::: Provided information

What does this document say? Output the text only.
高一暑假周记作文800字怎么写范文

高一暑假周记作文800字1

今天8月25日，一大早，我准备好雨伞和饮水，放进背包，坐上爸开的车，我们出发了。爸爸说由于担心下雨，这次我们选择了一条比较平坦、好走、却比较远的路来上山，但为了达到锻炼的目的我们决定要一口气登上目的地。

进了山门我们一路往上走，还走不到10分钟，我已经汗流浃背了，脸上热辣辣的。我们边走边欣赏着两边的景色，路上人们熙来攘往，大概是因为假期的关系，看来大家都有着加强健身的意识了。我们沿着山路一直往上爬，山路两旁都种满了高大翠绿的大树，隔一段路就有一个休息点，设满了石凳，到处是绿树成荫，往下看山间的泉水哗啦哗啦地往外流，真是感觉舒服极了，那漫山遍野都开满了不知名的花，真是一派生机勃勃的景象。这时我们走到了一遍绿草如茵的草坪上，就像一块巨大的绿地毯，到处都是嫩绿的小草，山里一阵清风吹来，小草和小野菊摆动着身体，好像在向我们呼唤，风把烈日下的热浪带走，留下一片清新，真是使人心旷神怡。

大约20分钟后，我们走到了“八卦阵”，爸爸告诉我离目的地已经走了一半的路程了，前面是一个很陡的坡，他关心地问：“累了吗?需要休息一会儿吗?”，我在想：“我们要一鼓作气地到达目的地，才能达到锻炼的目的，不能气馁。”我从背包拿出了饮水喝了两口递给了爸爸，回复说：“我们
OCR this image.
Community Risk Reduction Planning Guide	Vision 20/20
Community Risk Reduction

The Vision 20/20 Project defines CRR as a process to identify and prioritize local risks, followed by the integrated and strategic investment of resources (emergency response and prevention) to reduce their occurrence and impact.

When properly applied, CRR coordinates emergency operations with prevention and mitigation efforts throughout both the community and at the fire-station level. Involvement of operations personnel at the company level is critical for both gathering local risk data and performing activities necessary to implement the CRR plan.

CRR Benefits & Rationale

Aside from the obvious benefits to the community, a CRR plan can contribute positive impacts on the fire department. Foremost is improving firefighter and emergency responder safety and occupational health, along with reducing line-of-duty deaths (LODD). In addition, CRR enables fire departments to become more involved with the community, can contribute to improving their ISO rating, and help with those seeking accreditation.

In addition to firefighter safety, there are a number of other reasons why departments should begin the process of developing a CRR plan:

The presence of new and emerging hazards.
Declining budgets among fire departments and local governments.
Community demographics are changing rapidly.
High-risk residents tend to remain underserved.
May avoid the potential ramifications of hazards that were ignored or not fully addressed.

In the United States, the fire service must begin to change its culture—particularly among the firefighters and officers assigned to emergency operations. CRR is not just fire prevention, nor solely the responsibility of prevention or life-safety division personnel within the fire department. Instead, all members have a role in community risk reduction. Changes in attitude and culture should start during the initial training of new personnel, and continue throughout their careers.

::::::

● Requirements:
Give an exact repetition of all the material.

● Exercise solution:
What does this document say? Output the text only.
高一暑假周记作文800字怎么写范文

高一暑假周记作文800字1

今天8月25日，一大早，我准备好雨伞和饮水，放进背包，坐上爸开的车，我们出发了。爸爸说由于担心下雨，这次我们选择了一条比较平坦、好走、却比较远的路来上山，但为了达到锻炼的目的我们决定要一口气登上目的地。

进了山门我们一路往上走，还走不到10分钟，我已经汗流浃背了，脸上热辣辣的。我们边走边欣赏着两边的景色，路上人们熙来攘往，大概是因为假期的关系，看来大家都有着加强健身的意识了。我们沿着山路一直往上爬，山路两旁都种满了高大翠绿的大树，隔一段路就有一个休息点，设满了石凳，到处是绿树成荫，往下看山间的泉水哗啦哗啦地往外流，真是感觉舒服极了，那漫山遍野都开满了不知名的花，真是一派生机勃勃的景象。这时我们走到了一遍绿草如茵的草坪上，就像一块巨大的绿地毯，到处都是嫩绿的小草，山里一阵清风吹来，小草和小野菊摆动着身体，好像在向我们呼唤，风把烈日下的热浪带走，留下一片清新，真是使人心旷神怡。

大约20分钟后，我们走到了“八卦阵”，爸爸告诉我离目的地已经走了一半的路程了，前面是一个很陡的坡，他关心地问：“累了吗?需要休息一会儿吗?”，我在想：“我们要一鼓作气地到达目的地，才能达到锻炼的目的，不能气馁。”我从背包拿出了饮水喝了两口递给了爸爸，回复说：“我们
OCR this image.
Community Risk Reduction Planning Guide	Vision 20/20
Community Risk Reduction

The Vision 20/20 Project defines CRR as a process to identify and prioritize local risks, followed by the integrated and strategic investment of resources (emergency response and prevention) to reduce their occurrence and impact.

When properly applied, CRR coordinates emergency operations with prevention and mitigation efforts throughout both the community and at the fire-station level. Involvement of operations personnel at the company level is critical for both gathering local risk data and performing activities necessary to implement the CRR plan.

CRR Benefits & Rationale

Aside from the obvious benefits to the community, a CRR plan can contribute positive impacts on the fire department. Foremost is improving firefighter and emergency responder safety and occupational health, along with reducing line-of-duty deaths (LODD). In addition, CRR enables fire departments to become more involved with the community, can contribute to improving their ISO rating, and help with those seeking accreditation.

In addition to firefighter safety, there are a number of other reasons why departments should begin the process of developing a CRR plan:

The presence of new and emerging hazards.
Declining budgets among fire departments and local governments.
Community demographics are changing rapidly.
High-risk residents tend to remain underserved.
May avoid the potential ramifications of hazards that were ignored or not fully addressed.

In the United States, the fire service must begin to change its culture—particularly among the firefighters and officers assigned to emergency operations. CRR is not just fire prevention, nor solely the responsibility of prevention or life-safety division personnel within the fire department. Instead, all members have a role in community risk reduction. Changes in attitude and culture should start during the initial training of new personnel, and continue throughout their careers.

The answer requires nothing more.